=== Records provided ===

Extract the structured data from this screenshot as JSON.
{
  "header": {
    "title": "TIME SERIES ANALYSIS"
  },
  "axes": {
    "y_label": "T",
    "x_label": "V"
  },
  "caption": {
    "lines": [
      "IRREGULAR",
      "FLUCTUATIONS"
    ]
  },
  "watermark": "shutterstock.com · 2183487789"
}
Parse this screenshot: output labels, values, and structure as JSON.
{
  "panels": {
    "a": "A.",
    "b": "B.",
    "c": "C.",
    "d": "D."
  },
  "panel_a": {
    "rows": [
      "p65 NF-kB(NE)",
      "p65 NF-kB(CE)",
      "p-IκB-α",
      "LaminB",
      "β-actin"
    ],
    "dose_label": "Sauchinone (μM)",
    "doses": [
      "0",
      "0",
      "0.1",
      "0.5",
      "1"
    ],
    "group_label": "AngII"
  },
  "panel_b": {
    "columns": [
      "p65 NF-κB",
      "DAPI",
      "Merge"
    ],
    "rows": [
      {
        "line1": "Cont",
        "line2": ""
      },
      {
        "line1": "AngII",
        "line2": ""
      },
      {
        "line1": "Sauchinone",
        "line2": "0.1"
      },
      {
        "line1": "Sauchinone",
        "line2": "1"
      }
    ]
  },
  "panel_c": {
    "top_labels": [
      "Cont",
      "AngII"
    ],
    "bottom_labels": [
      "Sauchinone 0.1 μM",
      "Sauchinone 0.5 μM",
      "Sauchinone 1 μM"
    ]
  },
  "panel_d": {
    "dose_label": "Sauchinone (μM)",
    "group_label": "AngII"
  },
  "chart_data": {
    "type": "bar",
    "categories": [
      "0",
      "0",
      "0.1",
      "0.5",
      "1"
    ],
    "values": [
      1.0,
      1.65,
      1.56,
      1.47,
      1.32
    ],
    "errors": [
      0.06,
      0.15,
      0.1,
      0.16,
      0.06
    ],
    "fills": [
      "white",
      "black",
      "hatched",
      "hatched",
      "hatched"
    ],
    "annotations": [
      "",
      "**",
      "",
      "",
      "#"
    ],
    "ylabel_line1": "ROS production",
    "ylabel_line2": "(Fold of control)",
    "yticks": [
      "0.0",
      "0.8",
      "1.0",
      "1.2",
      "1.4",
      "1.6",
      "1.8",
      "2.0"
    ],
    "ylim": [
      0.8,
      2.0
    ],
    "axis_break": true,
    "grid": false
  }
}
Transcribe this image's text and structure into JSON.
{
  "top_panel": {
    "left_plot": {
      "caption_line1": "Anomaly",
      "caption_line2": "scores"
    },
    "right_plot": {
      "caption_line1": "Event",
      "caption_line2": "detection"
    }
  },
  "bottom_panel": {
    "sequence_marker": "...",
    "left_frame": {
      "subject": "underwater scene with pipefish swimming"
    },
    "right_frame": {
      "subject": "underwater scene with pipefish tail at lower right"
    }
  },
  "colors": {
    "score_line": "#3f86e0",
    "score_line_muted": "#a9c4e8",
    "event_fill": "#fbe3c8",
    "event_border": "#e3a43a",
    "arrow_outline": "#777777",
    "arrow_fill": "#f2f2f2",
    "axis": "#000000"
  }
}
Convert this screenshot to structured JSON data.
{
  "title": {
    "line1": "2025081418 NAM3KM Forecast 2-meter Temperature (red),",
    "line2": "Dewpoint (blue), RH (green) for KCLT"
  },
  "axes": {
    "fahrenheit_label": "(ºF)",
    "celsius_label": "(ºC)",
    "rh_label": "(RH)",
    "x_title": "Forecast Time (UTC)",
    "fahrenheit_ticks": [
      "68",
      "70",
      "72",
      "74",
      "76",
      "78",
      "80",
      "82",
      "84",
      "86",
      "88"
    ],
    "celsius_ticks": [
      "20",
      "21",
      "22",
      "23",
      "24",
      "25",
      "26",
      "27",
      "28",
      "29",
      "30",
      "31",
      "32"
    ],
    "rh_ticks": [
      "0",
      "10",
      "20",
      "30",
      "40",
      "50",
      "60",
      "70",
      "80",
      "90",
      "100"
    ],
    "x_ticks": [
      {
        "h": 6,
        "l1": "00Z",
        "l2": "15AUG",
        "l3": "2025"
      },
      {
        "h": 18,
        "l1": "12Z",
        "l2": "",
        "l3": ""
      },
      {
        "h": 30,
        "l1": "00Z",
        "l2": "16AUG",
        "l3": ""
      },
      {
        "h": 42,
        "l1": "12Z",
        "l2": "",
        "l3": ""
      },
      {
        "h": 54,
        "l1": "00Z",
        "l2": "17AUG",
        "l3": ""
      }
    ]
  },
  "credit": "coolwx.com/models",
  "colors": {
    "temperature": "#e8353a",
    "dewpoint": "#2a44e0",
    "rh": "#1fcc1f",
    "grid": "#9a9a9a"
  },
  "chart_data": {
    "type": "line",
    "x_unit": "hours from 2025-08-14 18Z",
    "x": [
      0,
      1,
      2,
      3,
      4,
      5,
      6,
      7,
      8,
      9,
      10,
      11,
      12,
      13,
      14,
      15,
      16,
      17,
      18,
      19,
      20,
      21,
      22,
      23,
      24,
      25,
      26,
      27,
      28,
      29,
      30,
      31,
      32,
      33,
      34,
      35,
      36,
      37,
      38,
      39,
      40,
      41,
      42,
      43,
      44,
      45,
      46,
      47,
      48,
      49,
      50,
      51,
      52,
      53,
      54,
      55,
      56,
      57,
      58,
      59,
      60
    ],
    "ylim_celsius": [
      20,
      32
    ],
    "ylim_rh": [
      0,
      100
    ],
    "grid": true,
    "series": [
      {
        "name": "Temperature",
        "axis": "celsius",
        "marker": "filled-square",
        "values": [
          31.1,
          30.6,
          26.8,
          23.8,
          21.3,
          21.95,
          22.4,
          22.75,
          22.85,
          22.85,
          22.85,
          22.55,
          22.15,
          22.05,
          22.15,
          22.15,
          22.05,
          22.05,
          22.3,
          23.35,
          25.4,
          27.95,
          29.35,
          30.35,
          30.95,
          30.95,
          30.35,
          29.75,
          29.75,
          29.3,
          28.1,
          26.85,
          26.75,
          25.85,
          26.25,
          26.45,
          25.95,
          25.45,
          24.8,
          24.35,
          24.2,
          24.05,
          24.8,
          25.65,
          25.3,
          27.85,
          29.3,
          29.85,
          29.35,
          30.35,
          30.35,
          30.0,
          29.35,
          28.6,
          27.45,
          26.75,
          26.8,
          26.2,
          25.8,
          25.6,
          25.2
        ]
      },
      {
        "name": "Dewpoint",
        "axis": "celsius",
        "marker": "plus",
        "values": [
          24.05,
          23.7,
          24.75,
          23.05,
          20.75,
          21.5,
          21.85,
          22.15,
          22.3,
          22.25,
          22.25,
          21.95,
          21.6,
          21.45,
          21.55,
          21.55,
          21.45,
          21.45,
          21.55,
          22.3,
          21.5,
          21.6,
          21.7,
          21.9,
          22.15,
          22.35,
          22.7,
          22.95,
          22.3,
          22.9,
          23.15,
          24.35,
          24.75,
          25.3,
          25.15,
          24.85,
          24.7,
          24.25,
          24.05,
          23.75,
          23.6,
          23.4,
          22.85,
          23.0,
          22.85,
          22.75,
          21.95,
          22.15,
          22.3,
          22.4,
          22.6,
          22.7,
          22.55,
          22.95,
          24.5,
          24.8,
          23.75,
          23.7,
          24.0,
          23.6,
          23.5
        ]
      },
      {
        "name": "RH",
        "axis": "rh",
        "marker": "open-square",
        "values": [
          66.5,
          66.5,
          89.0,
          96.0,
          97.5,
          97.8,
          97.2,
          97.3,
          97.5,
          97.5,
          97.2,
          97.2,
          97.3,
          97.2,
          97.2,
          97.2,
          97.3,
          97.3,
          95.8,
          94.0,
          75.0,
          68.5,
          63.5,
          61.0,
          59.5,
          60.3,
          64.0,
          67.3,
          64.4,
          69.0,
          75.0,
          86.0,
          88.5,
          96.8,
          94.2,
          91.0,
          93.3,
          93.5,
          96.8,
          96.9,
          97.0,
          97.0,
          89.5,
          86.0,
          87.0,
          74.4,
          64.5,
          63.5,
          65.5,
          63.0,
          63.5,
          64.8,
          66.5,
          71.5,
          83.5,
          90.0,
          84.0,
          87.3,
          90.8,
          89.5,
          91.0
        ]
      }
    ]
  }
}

===

- _What the task asks_:
In the entries above, identify every line with the string "Forecast".

- _The result_:
    "line1": "2025081418 NAM3KM Forecast 2-meter Temperature (red),",
    "x_title": "Forecast Time (UTC)",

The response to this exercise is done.